Work instructions -
Quote the lines below exactly, from the one that holds "Serialize everything readable" through the final line of the records, and only those.

**** Stored rows

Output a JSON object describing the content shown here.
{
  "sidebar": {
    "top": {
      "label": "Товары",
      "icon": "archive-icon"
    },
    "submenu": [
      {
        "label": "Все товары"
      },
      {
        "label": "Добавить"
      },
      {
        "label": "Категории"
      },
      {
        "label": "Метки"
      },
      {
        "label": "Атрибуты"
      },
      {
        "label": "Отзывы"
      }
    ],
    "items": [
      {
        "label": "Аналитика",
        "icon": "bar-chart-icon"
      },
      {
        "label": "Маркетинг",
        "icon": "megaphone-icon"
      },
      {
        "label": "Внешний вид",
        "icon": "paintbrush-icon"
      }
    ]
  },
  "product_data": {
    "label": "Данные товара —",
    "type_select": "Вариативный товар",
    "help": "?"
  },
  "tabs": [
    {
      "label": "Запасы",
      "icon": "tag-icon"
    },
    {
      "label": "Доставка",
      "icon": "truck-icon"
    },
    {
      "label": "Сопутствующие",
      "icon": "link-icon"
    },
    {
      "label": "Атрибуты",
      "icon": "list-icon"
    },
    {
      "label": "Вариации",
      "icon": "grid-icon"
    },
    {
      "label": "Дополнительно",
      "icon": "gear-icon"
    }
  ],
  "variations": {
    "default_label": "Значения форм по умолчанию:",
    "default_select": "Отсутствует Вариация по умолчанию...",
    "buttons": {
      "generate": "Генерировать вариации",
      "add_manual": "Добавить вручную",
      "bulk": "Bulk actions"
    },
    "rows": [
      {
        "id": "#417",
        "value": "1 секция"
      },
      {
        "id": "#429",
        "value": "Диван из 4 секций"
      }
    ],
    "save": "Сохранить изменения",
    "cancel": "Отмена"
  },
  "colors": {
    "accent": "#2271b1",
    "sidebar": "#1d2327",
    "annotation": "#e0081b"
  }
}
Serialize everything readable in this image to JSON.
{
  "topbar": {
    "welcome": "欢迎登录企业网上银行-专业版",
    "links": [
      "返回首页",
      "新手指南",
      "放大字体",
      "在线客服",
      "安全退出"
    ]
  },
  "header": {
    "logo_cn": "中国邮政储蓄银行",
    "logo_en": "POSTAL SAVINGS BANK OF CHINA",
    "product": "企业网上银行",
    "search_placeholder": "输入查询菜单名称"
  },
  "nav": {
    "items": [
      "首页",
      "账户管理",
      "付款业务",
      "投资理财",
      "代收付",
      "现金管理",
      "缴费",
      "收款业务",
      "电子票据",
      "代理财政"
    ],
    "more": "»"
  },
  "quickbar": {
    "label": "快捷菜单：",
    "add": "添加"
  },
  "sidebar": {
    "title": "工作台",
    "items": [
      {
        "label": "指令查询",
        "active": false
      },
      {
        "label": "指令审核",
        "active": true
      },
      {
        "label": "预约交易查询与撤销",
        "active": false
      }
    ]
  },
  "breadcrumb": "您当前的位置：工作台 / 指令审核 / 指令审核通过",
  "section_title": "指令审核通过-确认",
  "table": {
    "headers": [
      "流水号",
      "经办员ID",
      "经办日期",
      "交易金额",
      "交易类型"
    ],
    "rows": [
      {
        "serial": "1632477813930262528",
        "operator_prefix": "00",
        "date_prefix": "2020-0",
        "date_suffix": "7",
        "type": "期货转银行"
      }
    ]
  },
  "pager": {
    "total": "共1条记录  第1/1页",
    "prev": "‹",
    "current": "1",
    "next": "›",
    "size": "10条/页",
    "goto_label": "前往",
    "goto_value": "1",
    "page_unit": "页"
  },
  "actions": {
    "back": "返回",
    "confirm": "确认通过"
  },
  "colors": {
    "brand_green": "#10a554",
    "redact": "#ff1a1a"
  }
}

********

Exercise result -
Serialize everything readable in this image to JSON.
{
  "topbar": {
    "welcome": "欢迎登录企业网上银行-专业版",
    "links": [
      "返回首页",
      "新手指南",
      "放大字体",
      "在线客服",
      "安全退出"
    ]
  },
  "header": {
    "logo_cn": "中国邮政储蓄银行",
    "logo_en": "POSTAL SAVINGS BANK OF CHINA",
    "product": "企业网上银行",
    "search_placeholder": "输入查询菜单名称"
  },
  "nav": {
    "items": [
      "首页",
      "账户管理",
      "付款业务",
      "投资理财",
      "代收付",
      "现金管理",
      "缴费",
      "收款业务",
      "电子票据",
      "代理财政"
    ],
    "more": "»"
  },
  "quickbar": {
    "label": "快捷菜单：",
    "add": "添加"
  },
  "sidebar": {
    "title": "工作台",
    "items": [
      {
        "label": "指令查询",
        "active": false
      },
      {
        "label": "指令审核",
        "active": true
      },
      {
        "label": "预约交易查询与撤销",
        "active": false
      }
    ]
  },
  "breadcrumb": "您当前的位置：工作台 / 指令审核 / 指令审核通过",
  "section_title": "指令审核通过-确认",
  "table": {
    "headers": [
      "流水号",
      "经办员ID",
      "经办日期",
      "交易金额",
      "交易类型"
    ],
    "rows": [
      {
        "serial": "1632477813930262528",
        "operator_prefix": "00",
        "date_prefix": "2020-0",
        "date_suffix": "7",
        "type": "期货转银行"
      }
    ]
  },
  "pager": {
    "total": "共1条记录  第1/1页",
    "prev": "‹",
    "current": "1",
    "next": "›",
    "size": "10条/页",
    "goto_label": "前往",
    "goto_value": "1",
    "page_unit": "页"
  },
  "actions": {
    "back": "返回",
    "confirm": "确认通过"
  },
  "colors": {
    "brand_green": "#10a554",
    "redact": "#ff1a1a"
  }
}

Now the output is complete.